Please repeat all of the lines that follow, exactly as written.

• Given data

---*---

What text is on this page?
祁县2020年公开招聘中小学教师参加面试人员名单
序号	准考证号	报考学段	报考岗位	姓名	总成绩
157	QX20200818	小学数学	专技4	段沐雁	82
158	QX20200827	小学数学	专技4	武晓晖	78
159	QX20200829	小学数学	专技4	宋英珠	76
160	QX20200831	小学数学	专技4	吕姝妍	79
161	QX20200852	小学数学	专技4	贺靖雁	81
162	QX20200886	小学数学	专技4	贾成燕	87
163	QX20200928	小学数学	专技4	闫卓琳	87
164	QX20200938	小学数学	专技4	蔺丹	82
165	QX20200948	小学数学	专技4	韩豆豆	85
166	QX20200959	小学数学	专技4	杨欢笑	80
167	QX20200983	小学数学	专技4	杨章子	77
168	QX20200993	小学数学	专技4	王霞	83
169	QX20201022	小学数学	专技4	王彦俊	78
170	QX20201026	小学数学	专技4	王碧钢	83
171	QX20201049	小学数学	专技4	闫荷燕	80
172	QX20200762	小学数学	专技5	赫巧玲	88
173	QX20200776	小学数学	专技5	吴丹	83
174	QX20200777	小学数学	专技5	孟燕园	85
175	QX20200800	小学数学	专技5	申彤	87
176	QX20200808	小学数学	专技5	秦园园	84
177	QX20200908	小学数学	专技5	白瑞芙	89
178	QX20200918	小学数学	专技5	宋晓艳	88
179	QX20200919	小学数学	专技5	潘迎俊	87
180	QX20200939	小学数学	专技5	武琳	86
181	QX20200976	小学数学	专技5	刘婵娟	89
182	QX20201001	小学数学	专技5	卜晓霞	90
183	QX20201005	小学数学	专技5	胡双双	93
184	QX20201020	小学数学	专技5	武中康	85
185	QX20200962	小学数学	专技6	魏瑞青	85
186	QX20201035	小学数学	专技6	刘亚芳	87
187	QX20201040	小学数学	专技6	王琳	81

---*---

• Written response
What text is on this page?
祁县2020年公开招聘中小学教师参加面试人员名单
序号	准考证号	报考学段	报考岗位	姓名	总成绩
157	QX20200818	小学数学	专技4	段沐雁	82
158	QX20200827	小学数学	专技4	武晓晖	78
159	QX20200829	小学数学	专技4	宋英珠	76
160	QX20200831	小学数学	专技4	吕姝妍	79
161	QX20200852	小学数学	专技4	贺靖雁	81
162	QX20200886	小学数学	专技4	贾成燕	87
163	QX20200928	小学数学	专技4	闫卓琳	87
164	QX20200938	小学数学	专技4	蔺丹	82
165	QX20200948	小学数学	专技4	韩豆豆	85
166	QX20200959	小学数学	专技4	杨欢笑	80
167	QX20200983	小学数学	专技4	杨章子	77
168	QX20200993	小学数学	专技4	王霞	83
169	QX20201022	小学数学	专技4	王彦俊	78
170	QX20201026	小学数学	专技4	王碧钢	83
171	QX20201049	小学数学	专技4	闫荷燕	80
172	QX20200762	小学数学	专技5	赫巧玲	88
173	QX20200776	小学数学	专技5	吴丹	83
174	QX20200777	小学数学	专技5	孟燕园	85
175	QX20200800	小学数学	专技5	申彤	87
176	QX20200808	小学数学	专技5	秦园园	84
177	QX20200908	小学数学	专技5	白瑞芙	89
178	QX20200918	小学数学	专技5	宋晓艳	88
179	QX20200919	小学数学	专技5	潘迎俊	87
180	QX20200939	小学数学	专技5	武琳	86
181	QX20200976	小学数学	专技5	刘婵娟	89
182	QX20201001	小学数学	专技5	卜晓霞	90
183	QX20201005	小学数学	专技5	胡双双	93
184	QX20201020	小学数学	专技5	武中康	85
185	QX20200962	小学数学	专技6	魏瑞青	85
186	QX20201035	小学数学	专技6	刘亚芳	87
187	QX20201040	小学数学	专技6	王琳	81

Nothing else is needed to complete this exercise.